WHAT THIS TASK INVOLVES
Reproduce the records below in full and without edits, omitting images.

INFORMATION PROVIDED
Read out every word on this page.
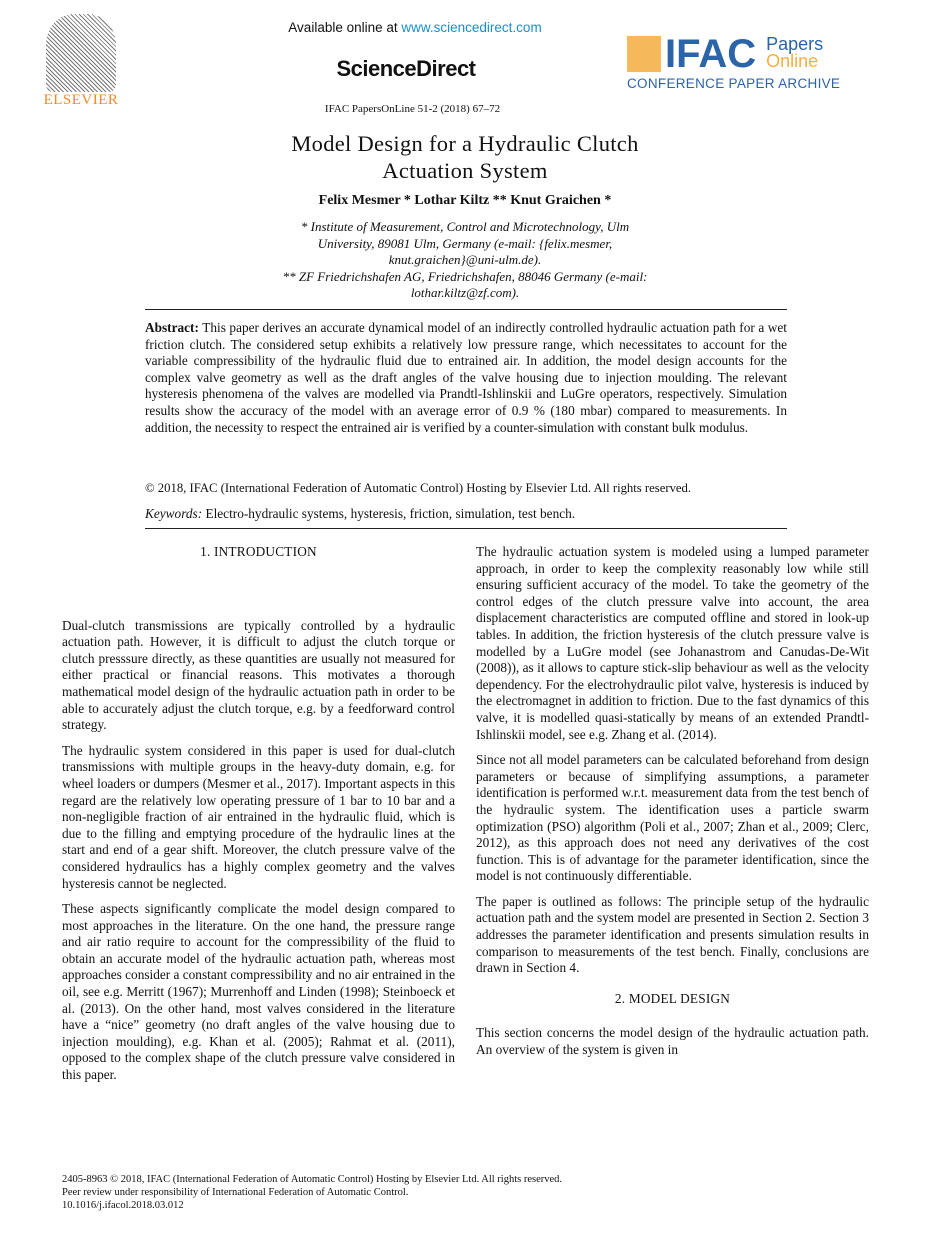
ELSEVIER
Available online at www.sciencedirect.com
ScienceDirect
IFAC PapersOnLine 51-2 (2018) 67–72
IFAC Papers
Online
CONFERENCE PAPER ARCHIVE
Model Design for a Hydraulic Clutch
Actuation System
Felix Mesmer * Lothar Kiltz ** Knut Graichen *
* Institute of Measurement, Control and Microtechnology, Ulm
University, 89081 Ulm, Germany (e-mail: {felix.mesmer,
knut.graichen}@uni-ulm.de).
** ZF Friedrichshafen AG, Friedrichshafen, 88046 Germany (e-mail:
lothar.kiltz@zf.com).
Abstract: This paper derives an accurate dynamical model of an indirectly controlled hydraulic actuation path for a wet friction clutch. The considered setup exhibits a relatively low pressure range, which necessitates to account for the variable compressibility of the hydraulic fluid due to entrained air. In addition, the model design accounts for the complex valve geometry as well as the draft angles of the valve housing due to injection moulding. The relevant hysteresis phenomena of the valves are modelled via Prandtl-Ishlinskii and LuGre operators, respectively. Simulation results show the accuracy of the model with an average error of 0.9 % (180 mbar) compared to measurements. In addition, the necessity to respect the entrained air is verified by a counter-simulation with constant bulk modulus.
© 2018, IFAC (International Federation of Automatic Control) Hosting by Elsevier Ltd. All rights reserved.
Keywords: Electro-hydraulic systems, hysteresis, friction, simulation, test bench.
1. INTRODUCTION

Dual-clutch transmissions are typically controlled by a hydraulic actuation path. However, it is difficult to adjust the clutch torque or clutch presssure directly, as these quantities are usually not measured for either practical or financial reasons. This motivates a thorough mathematical model design of the hydraulic actuation path in order to be able to accurately adjust the clutch torque, e.g. by a feedforward control strategy.

The hydraulic system considered in this paper is used for dual-clutch transmissions with multiple groups in the heavy-duty domain, e.g. for wheel loaders or dumpers (Mesmer et al., 2017). Important aspects in this regard are the relatively low operating pressure of 1 bar to 10 bar and a non-negligible fraction of air entrained in the hydraulic fluid, which is due to the filling and emptying procedure of the hydraulic lines at the start and end of a gear shift. Moreover, the clutch pressure valve of the considered hydraulics has a highly complex geometry and the valves hysteresis cannot be neglected.

These aspects significantly complicate the model design compared to most approaches in the literature. On the one hand, the pressure range and air ratio require to account for the compressibility of the fluid to obtain an accurate model of the hydraulic actuation path, whereas most approaches consider a constant compressibility and no air entrained in the oil, see e.g. Merritt (1967); Murrenhoff and Linden (1998); Steinboeck et al. (2013). On the other hand, most valves considered in the literature have a “nice” geometry (no draft angles of the valve housing due to injection moulding), e.g. Khan et al. (2005); Rahmat et al. (2011), opposed to the complex shape of the clutch pressure valve considered in this paper.

The hydraulic actuation system is modeled using a lumped parameter approach, in order to keep the complexity reasonably low while still ensuring sufficient accuracy of the model. To take the geometry of the control edges of the clutch pressure valve into account, the area displacement characteristics are computed offline and stored in look-up tables. In addition, the friction hysteresis of the clutch pressure valve is modelled by a LuGre model (see Johanastrom and Canudas-De-Wit (2008)), as it allows to capture stick-slip behaviour as well as the velocity dependency. For the electrohydraulic pilot valve, hysteresis is induced by the electromagnet in addition to friction. Due to the fast dynamics of this valve, it is modelled quasi-statically by means of an extended Prandtl-Ishlinskii model, see e.g. Zhang et al. (2014).

Since not all model parameters can be calculated beforehand from design parameters or because of simplifying assumptions, a parameter identification is performed w.r.t. measurement data from the test bench of the hydraulic system. The identification uses a particle swarm optimization (PSO) algorithm (Poli et al., 2007; Zhan et al., 2009; Clerc, 2012), as this approach does not need any derivatives of the cost function. This is of advantage for the parameter identification, since the model is not continuously differentiable.

The paper is outlined as follows: The principle setup of the hydraulic actuation path and the system model are presented in Section 2. Section 3 addresses the parameter identification and presents simulation results in comparison to measurements of the test bench. Finally, conclusions are drawn in Section 4.

2. MODEL DESIGN

This section concerns the model design of the hydraulic actuation path. An overview of the system is given in

2405-8963 © 2018, IFAC (International Federation of Automatic Control) Hosting by Elsevier Ltd. All rights reserved.
Peer review under responsibility of International Federation of Automatic Control.
10.1016/j.ifacol.2018.03.012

ANSWER TO THIS TASK
Read out every word on this page.
ELSEVIER
Available online at www.sciencedirect.com
ScienceDirect
IFAC PapersOnLine 51-2 (2018) 67–72
IFAC Papers
Online
CONFERENCE PAPER ARCHIVE
Model Design for a Hydraulic Clutch
Actuation System
Felix Mesmer * Lothar Kiltz ** Knut Graichen *
* Institute of Measurement, Control and Microtechnology, Ulm
University, 89081 Ulm, Germany (e-mail: {felix.mesmer,
knut.graichen}@uni-ulm.de).
** ZF Friedrichshafen AG, Friedrichshafen, 88046 Germany (e-mail:
lothar.kiltz@zf.com).
Abstract: This paper derives an accurate dynamical model of an indirectly controlled hydraulic actuation path for a wet friction clutch. The considered setup exhibits a relatively low pressure range, which necessitates to account for the variable compressibility of the hydraulic fluid due to entrained air. In addition, the model design accounts for the complex valve geometry as well as the draft angles of the valve housing due to injection moulding. The relevant hysteresis phenomena of the valves are modelled via Prandtl-Ishlinskii and LuGre operators, respectively. Simulation results show the accuracy of the model with an average error of 0.9 % (180 mbar) compared to measurements. In addition, the necessity to respect the entrained air is verified by a counter-simulation with constant bulk modulus.
© 2018, IFAC (International Federation of Automatic Control) Hosting by Elsevier Ltd. All rights reserved.
Keywords: Electro-hydraulic systems, hysteresis, friction, simulation, test bench.
1. INTRODUCTION

Dual-clutch transmissions are typically controlled by a hydraulic actuation path. However, it is difficult to adjust the clutch torque or clutch presssure directly, as these quantities are usually not measured for either practical or financial reasons. This motivates a thorough mathematical model design of the hydraulic actuation path in order to be able to accurately adjust the clutch torque, e.g. by a feedforward control strategy.

The hydraulic system considered in this paper is used for dual-clutch transmissions with multiple groups in the heavy-duty domain, e.g. for wheel loaders or dumpers (Mesmer et al., 2017). Important aspects in this regard are the relatively low operating pressure of 1 bar to 10 bar and a non-negligible fraction of air entrained in the hydraulic fluid, which is due to the filling and emptying procedure of the hydraulic lines at the start and end of a gear shift. Moreover, the clutch pressure valve of the considered hydraulics has a highly complex geometry and the valves hysteresis cannot be neglected.

These aspects significantly complicate the model design compared to most approaches in the literature. On the one hand, the pressure range and air ratio require to account for the compressibility of the fluid to obtain an accurate model of the hydraulic actuation path, whereas most approaches consider a constant compressibility and no air entrained in the oil, see e.g. Merritt (1967); Murrenhoff and Linden (1998); Steinboeck et al. (2013). On the other hand, most valves considered in the literature have a “nice” geometry (no draft angles of the valve housing due to injection moulding), e.g. Khan et al. (2005); Rahmat et al. (2011), opposed to the complex shape of the clutch pressure valve considered in this paper.

The hydraulic actuation system is modeled using a lumped parameter approach, in order to keep the complexity reasonably low while still ensuring sufficient accuracy of the model. To take the geometry of the control edges of the clutch pressure valve into account, the area displacement characteristics are computed offline and stored in look-up tables. In addition, the friction hysteresis of the clutch pressure valve is modelled by a LuGre model (see Johanastrom and Canudas-De-Wit (2008)), as it allows to capture stick-slip behaviour as well as the velocity dependency. For the electrohydraulic pilot valve, hysteresis is induced by the electromagnet in addition to friction. Due to the fast dynamics of this valve, it is modelled quasi-statically by means of an extended Prandtl-Ishlinskii model, see e.g. Zhang et al. (2014).

Since not all model parameters can be calculated beforehand from design parameters or because of simplifying assumptions, a parameter identification is performed w.r.t. measurement data from the test bench of the hydraulic system. The identification uses a particle swarm optimization (PSO) algorithm (Poli et al., 2007; Zhan et al., 2009; Clerc, 2012), as this approach does not need any derivatives of the cost function. This is of advantage for the parameter identification, since the model is not continuously differentiable.

The paper is outlined as follows: The principle setup of the hydraulic actuation path and the system model are presented in Section 2. Section 3 addresses the parameter identification and presents simulation results in comparison to measurements of the test bench. Finally, conclusions are drawn in Section 4.

2. MODEL DESIGN

This section concerns the model design of the hydraulic actuation path. An overview of the system is given in

2405-8963 © 2018, IFAC (International Federation of Automatic Control) Hosting by Elsevier Ltd. All rights reserved.
Peer review under responsibility of International Federation of Automatic Control.
10.1016/j.ifacol.2018.03.012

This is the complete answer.